### Description of the task
Each line that follows should be printed again exactly as it stands.

[start Records for the exercise]

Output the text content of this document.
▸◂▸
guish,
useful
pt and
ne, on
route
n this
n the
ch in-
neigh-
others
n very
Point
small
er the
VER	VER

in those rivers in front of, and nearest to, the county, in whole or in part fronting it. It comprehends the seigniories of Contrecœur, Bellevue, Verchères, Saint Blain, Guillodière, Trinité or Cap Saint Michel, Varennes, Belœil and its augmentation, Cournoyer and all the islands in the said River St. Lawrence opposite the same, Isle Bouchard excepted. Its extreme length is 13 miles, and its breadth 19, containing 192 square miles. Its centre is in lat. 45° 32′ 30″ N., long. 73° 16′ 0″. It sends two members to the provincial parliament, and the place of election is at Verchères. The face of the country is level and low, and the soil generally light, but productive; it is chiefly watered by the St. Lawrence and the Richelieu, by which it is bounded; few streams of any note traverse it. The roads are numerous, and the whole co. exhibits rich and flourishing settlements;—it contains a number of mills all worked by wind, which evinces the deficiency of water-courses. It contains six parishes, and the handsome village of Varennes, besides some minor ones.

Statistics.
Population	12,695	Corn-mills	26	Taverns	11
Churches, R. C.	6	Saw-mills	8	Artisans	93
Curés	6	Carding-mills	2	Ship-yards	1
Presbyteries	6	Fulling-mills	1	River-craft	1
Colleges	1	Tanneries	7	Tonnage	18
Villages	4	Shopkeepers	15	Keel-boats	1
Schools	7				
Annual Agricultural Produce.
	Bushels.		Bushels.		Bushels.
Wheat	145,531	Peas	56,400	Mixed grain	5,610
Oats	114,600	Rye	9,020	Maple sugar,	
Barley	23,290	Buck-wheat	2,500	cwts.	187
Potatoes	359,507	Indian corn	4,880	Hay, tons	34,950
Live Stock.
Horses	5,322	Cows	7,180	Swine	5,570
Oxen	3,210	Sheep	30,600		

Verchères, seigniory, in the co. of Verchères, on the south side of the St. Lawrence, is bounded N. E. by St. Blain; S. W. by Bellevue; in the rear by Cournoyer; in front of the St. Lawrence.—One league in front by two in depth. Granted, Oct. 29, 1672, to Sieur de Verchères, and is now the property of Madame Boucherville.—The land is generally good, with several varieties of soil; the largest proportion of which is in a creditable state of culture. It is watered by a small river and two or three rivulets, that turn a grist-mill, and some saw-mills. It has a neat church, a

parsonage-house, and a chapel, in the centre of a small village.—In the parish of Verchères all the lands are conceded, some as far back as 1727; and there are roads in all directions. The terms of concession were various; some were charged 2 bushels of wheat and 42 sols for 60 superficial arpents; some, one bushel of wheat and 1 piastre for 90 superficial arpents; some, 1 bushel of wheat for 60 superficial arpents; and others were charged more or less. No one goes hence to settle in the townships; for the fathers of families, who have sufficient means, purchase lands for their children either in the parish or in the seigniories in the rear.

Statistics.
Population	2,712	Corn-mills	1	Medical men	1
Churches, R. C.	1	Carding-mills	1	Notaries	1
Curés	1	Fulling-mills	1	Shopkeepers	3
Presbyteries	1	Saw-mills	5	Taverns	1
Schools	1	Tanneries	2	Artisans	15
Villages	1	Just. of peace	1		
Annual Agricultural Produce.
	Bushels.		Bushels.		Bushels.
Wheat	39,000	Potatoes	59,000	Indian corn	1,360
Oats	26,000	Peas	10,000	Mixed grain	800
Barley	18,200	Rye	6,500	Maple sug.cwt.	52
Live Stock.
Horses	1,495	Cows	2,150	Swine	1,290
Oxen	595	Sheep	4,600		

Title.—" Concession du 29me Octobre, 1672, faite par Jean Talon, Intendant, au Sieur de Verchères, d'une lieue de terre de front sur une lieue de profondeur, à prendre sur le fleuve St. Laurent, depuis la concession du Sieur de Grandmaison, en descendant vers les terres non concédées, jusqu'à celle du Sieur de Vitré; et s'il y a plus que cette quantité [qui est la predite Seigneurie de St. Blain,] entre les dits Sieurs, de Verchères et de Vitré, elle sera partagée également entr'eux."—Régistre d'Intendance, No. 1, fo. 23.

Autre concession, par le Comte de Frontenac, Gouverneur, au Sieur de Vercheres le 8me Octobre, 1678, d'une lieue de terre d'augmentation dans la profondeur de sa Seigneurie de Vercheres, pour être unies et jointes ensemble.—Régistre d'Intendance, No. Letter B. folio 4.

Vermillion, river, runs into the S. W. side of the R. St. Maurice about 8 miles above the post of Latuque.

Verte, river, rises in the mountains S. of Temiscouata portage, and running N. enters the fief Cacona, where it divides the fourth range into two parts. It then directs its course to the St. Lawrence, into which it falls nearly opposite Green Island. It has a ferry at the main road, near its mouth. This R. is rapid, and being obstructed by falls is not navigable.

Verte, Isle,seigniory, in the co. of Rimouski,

[end Records for the exercise]

### Result for this exercise
Output the text content of this document.
▸◂▸
guish,
useful
pt and
ne, on
route
n this
n the
ch in-
neigh-
others
n very
Point
small
er the
VER	VER

in those rivers in front of, and nearest to, the county, in whole or in part fronting it. It comprehends the seigniories of Contrecœur, Bellevue, Verchères, Saint Blain, Guillodière, Trinité or Cap Saint Michel, Varennes, Belœil and its augmentation, Cournoyer and all the islands in the said River St. Lawrence opposite the same, Isle Bouchard excepted. Its extreme length is 13 miles, and its breadth 19, containing 192 square miles. Its centre is in lat. 45° 32′ 30″ N., long. 73° 16′ 0″. It sends two members to the provincial parliament, and the place of election is at Verchères. The face of the country is level and low, and the soil generally light, but productive; it is chiefly watered by the St. Lawrence and the Richelieu, by which it is bounded; few streams of any note traverse it. The roads are numerous, and the whole co. exhibits rich and flourishing settlements;—it contains a number of mills all worked by wind, which evinces the deficiency of water-courses. It contains six parishes, and the handsome village of Varennes, besides some minor ones.

Statistics.
Population	12,695	Corn-mills	26	Taverns	11
Churches, R. C.	6	Saw-mills	8	Artisans	93
Curés	6	Carding-mills	2	Ship-yards	1
Presbyteries	6	Fulling-mills	1	River-craft	1
Colleges	1	Tanneries	7	Tonnage	18
Villages	4	Shopkeepers	15	Keel-boats	1
Schools	7				
Annual Agricultural Produce.
	Bushels.		Bushels.		Bushels.
Wheat	145,531	Peas	56,400	Mixed grain	5,610
Oats	114,600	Rye	9,020	Maple sugar,	
Barley	23,290	Buck-wheat	2,500	cwts.	187
Potatoes	359,507	Indian corn	4,880	Hay, tons	34,950
Live Stock.
Horses	5,322	Cows	7,180	Swine	5,570
Oxen	3,210	Sheep	30,600		

Verchères, seigniory, in the co. of Verchères, on the south side of the St. Lawrence, is bounded N. E. by St. Blain; S. W. by Bellevue; in the rear by Cournoyer; in front of the St. Lawrence.—One league in front by two in depth. Granted, Oct. 29, 1672, to Sieur de Verchères, and is now the property of Madame Boucherville.—The land is generally good, with several varieties of soil; the largest proportion of which is in a creditable state of culture. It is watered by a small river and two or three rivulets, that turn a grist-mill, and some saw-mills. It has a neat church, a

parsonage-house, and a chapel, in the centre of a small village.—In the parish of Verchères all the lands are conceded, some as far back as 1727; and there are roads in all directions. The terms of concession were various; some were charged 2 bushels of wheat and 42 sols for 60 superficial arpents; some, one bushel of wheat and 1 piastre for 90 superficial arpents; some, 1 bushel of wheat for 60 superficial arpents; and others were charged more or less. No one goes hence to settle in the townships; for the fathers of families, who have sufficient means, purchase lands for their children either in the parish or in the seigniories in the rear.

Statistics.
Population	2,712	Corn-mills	1	Medical men	1
Churches, R. C.	1	Carding-mills	1	Notaries	1
Curés	1	Fulling-mills	1	Shopkeepers	3
Presbyteries	1	Saw-mills	5	Taverns	1
Schools	1	Tanneries	2	Artisans	15
Villages	1	Just. of peace	1		
Annual Agricultural Produce.
	Bushels.		Bushels.		Bushels.
Wheat	39,000	Potatoes	59,000	Indian corn	1,360
Oats	26,000	Peas	10,000	Mixed grain	800
Barley	18,200	Rye	6,500	Maple sug.cwt.	52
Live Stock.
Horses	1,495	Cows	2,150	Swine	1,290
Oxen	595	Sheep	4,600		

Title.—" Concession du 29me Octobre, 1672, faite par Jean Talon, Intendant, au Sieur de Verchères, d'une lieue de terre de front sur une lieue de profondeur, à prendre sur le fleuve St. Laurent, depuis la concession du Sieur de Grandmaison, en descendant vers les terres non concédées, jusqu'à celle du Sieur de Vitré; et s'il y a plus que cette quantité [qui est la predite Seigneurie de St. Blain,] entre les dits Sieurs, de Verchères et de Vitré, elle sera partagée également entr'eux."—Régistre d'Intendance, No. 1, fo. 23.

Autre concession, par le Comte de Frontenac, Gouverneur, au Sieur de Vercheres le 8me Octobre, 1678, d'une lieue de terre d'augmentation dans la profondeur de sa Seigneurie de Vercheres, pour être unies et jointes ensemble.—Régistre d'Intendance, No. Letter B. folio 4.

Vermillion, river, runs into the S. W. side of the R. St. Maurice about 8 miles above the post of Latuque.

Verte, river, rises in the mountains S. of Temiscouata portage, and running N. enters the fief Cacona, where it divides the fourth range into two parts. It then directs its course to the St. Lawrence, into which it falls nearly opposite Green Island. It has a ferry at the main road, near its mouth. This R. is rapid, and being obstructed by falls is not navigable.

Verte, Isle,seigniory, in the co. of Rimouski,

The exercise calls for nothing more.